▶ [Objective]
Give the number of lines that include the string "code", nothing more.

▶ [Data extract]
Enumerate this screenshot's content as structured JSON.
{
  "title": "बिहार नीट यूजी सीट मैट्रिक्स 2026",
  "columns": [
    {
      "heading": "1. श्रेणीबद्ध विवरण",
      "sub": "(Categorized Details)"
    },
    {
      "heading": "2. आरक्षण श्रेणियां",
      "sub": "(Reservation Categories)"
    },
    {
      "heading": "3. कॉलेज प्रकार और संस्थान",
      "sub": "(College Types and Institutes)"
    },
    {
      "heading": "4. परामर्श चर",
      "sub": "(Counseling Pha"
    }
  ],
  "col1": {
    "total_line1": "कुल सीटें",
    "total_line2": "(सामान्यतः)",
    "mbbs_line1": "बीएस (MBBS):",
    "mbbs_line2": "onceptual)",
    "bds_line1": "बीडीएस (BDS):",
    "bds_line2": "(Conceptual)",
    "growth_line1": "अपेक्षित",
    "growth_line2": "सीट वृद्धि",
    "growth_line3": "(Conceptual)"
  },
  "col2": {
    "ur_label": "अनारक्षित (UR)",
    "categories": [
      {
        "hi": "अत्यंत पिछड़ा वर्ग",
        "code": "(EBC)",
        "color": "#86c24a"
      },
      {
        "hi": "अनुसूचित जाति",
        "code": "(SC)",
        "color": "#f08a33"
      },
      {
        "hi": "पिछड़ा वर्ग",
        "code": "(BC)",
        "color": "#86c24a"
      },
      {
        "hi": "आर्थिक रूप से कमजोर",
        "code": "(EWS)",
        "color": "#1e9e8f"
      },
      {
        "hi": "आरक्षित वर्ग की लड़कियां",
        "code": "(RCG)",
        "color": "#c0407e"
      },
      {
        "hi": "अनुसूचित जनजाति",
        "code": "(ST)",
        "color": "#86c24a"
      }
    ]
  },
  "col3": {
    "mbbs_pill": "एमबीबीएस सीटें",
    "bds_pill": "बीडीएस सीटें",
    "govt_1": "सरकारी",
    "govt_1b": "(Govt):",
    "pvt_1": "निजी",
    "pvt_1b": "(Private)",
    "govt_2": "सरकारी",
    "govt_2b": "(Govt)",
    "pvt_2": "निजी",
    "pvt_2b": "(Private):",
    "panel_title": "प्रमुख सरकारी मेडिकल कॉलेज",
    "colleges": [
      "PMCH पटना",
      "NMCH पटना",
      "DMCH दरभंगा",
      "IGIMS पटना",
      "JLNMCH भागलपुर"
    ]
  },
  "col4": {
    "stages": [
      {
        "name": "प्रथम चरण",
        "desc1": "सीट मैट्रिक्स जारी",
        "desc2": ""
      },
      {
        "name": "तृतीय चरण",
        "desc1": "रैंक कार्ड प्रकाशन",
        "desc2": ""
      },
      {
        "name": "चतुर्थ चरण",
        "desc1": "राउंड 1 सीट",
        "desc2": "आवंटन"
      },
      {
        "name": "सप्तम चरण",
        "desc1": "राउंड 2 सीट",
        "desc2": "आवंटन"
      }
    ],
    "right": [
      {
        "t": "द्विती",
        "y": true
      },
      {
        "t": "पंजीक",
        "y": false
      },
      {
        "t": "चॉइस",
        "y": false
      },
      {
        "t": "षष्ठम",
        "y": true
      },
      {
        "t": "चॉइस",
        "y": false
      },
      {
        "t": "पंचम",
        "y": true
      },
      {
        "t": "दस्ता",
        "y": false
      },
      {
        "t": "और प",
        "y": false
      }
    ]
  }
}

▶ [Task response]
6